_CHALLENGES_
a) In the excerpt on the badge hardware, why isn't hardware collaboration shaped like web app collaboration? Answer in one to three sentences.
b) According to the excerpt on the badge hardware, how much flash and PSRAM does the badge's ESP32-S3 module have?

_EXCERPT TO READ_
◇ ◇ ◇ ◇ ◇ ◇ ◇

The hardware package includes KiCad projects, fabrication outputs, BOM and CPL files, mechanical references, and artwork. In theory, you can take the files we published and manufacture your own badge.
In practice, this is where you discover that "open hardware" still means making friends with fab notes, component substitutions, assembly constraints, and files named things like GBR_260331-R3.zip.
Which brings us to the first lesson.
Hardware has different gravity#
The hardware is where the project becomes physical. Every feature has to fit inside real power, space, component, manufacturing, and assembly constraints.
The badge runs on an ESP32-S3 module with 16 MB of flash and 8 MB of PSRAM. It has a 128x64 monochrome OLED, an 8x8 LED matrix, four face buttons, an analog joystick, an accelerometer, haptics, IR send and receive, USB-C, battery power, and a two-board assembly where the backplate is also part of the visual design.
That sounds like a spec list, but in hardware every bullet point is also a negotiation. The screen wants power. The LEDs want power. The battery wants to be treated like a tiny volatile roommate. The IR receiver wants timing. The buttons want debounce. The enclosure wants tolerances. The PCB wants trace routing. The manufacturer wants files in a very specific shape. The designer wants the badge to look like it belongs at Replay and not like a dev board fell into a lanyard.
Our hardware guys did not believe I was going to be useful writing code at first, which is fair. From their perspective, I was a DevRel person walking into a hardware project with a lot of opinions and an alarming amount of confidence. It took them seeing my personal hardware hacking setup: the bench, the parts, the alarming amount of half-finished projects, and the Gridfinity-filled tool chest to become fully confident in me. After that, the dynamic changed a little. I was still learning their world, but I was not a tourist in hardware.
I also want to be clear about something: at the beginning, I did not understand half of the hardware file types involved.
KiCad projects, Gerbers, CPLs, fab zips, board backups, assembly exports, pick-and-place files — all of it looked like someone had taken a normal software repo and fed it through a manufacturing portal.
Our hardware consultants were moving fast in the tools they actually use. That matters. Hardware collaboration is not shaped like web app collaboration. A lot of hardware work naturally happens through big generated files, CAD exports, board snapshots, and zip packages that are meant for humans, factories, and design tools, not for a tidy Git history.

◇ ◇ ◇ ◇ ◇ ◇ ◇

_DATA SECTION_
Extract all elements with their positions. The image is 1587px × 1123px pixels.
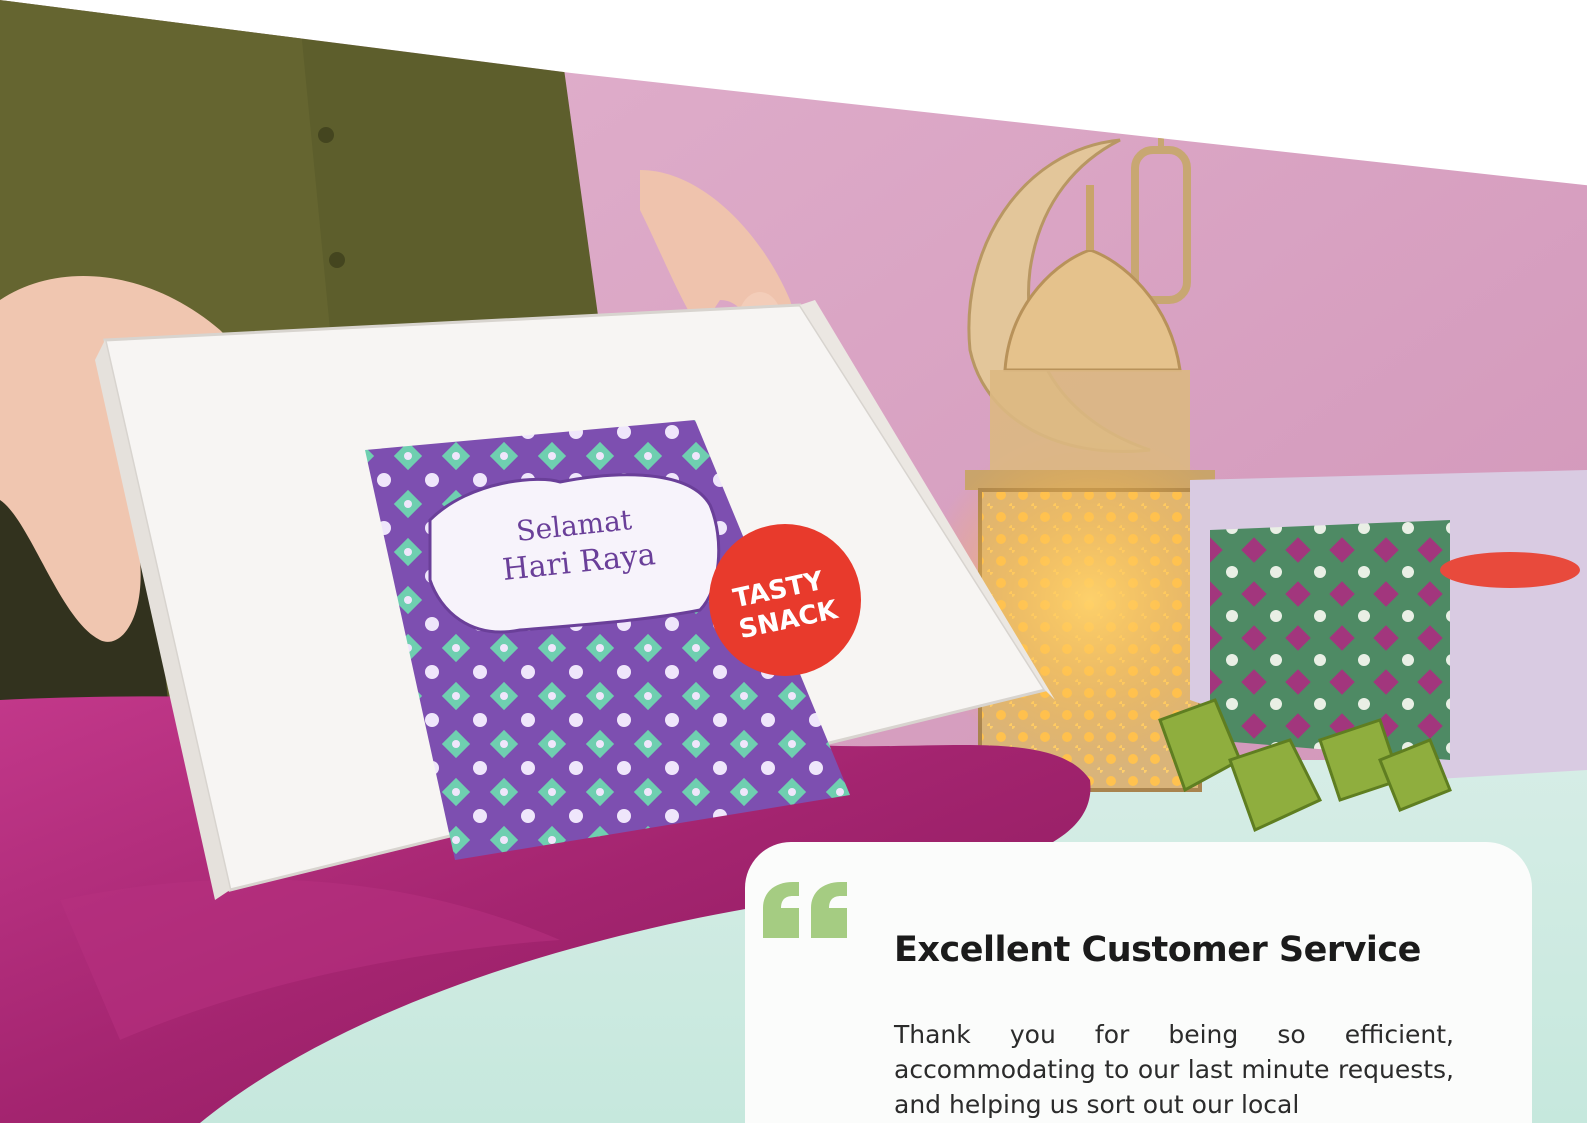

◇ ◇ ◇ ◇ ◇ ◇ ◇

_SOLUTIONS TO THE EXERCISE_
a) Much hardware work happens through big generated files, CAD exports, board snapshots, and zip packages. These are meant for humans, factories, and design tools, not for a tidy Git history.

b) 16 MB of flash and 8 MB of PSRAM.